### What is needed
An exact reproduction of the records is required, with all images left out.

### Material for this exercise
.....

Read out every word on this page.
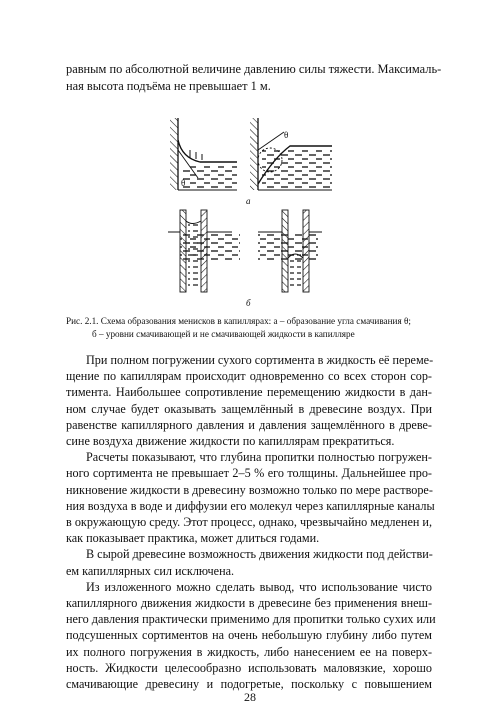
равным по абсолютной величине давлению силы тяжести. Максималь-
ная высота подъёма не превышает 1 м.
θ
θ
а
б
Рис. 2.1. Схема образования менисков в капиллярах: а – образование угла смачивания θ;
б – уровни смачивающей и не смачивающей жидкости в капилляре
При полном погружении сухого сортимента в жидкость её переме-
щение по капиллярам происходит одновременно со всех сторон сор-
тимента. Наибольшее сопротивление перемещению жидкости в дан-
ном случае будет оказывать защемлённый в древесине воздух. При
равенстве капиллярного давления и давления защемлённого в древе-
сине воздуха движение жидкости по капиллярам прекратиться.
Расчеты показывают, что глубина пропитки полностью погружен-
ного сортимента не превышает 2–5 % его толщины. Дальнейшее про-
никновение жидкости в древесину возможно только по мере растворе-
ния воздуха в воде и диффузии его молекул через капиллярные каналы
в окружающую среду. Этот процесс, однако, чрезвычайно медленен и,
как показывает практика, может длиться годами.
В сырой древесине возможность движения жидкости под действи-
ем капиллярных сил исключена.
Из изложенного можно сделать вывод, что использование чисто
капиллярного движения жидкости в древесине без применения внеш-
него давления практически применимо для пропитки только сухих или
подсушенных сортиментов на очень небольшую глубину либо путем
их полного погружения в жидкость, либо нанесением ее на поверх-
ность. Жидкости целесообразно использовать маловязкие, хорошо
смачивающие древесину и подогретые, поскольку с повышением
28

.....

### Written reply
Read out every word on this page.
равным по абсолютной величине давлению силы тяжести. Максималь-
ная высота подъёма не превышает 1 м.
θ
θ
а
б
Рис. 2.1. Схема образования менисков в капиллярах: а – образование угла смачивания θ;
б – уровни смачивающей и не смачивающей жидкости в капилляре
При полном погружении сухого сортимента в жидкость её переме-
щение по капиллярам происходит одновременно со всех сторон сор-
тимента. Наибольшее сопротивление перемещению жидкости в дан-
ном случае будет оказывать защемлённый в древесине воздух. При
равенстве капиллярного давления и давления защемлённого в древе-
сине воздуха движение жидкости по капиллярам прекратиться.
Расчеты показывают, что глубина пропитки полностью погружен-
ного сортимента не превышает 2–5 % его толщины. Дальнейшее про-
никновение жидкости в древесину возможно только по мере растворе-
ния воздуха в воде и диффузии его молекул через капиллярные каналы
в окружающую среду. Этот процесс, однако, чрезвычайно медленен и,
как показывает практика, может длиться годами.
В сырой древесине возможность движения жидкости под действи-
ем капиллярных сил исключена.
Из изложенного можно сделать вывод, что использование чисто
капиллярного движения жидкости в древесине без применения внеш-
него давления практически применимо для пропитки только сухих или
подсушенных сортиментов на очень небольшую глубину либо путем
их полного погружения в жидкость, либо нанесением ее на поверх-
ность. Жидкости целесообразно использовать маловязкие, хорошо
смачивающие древесину и подогретые, поскольку с повышением
28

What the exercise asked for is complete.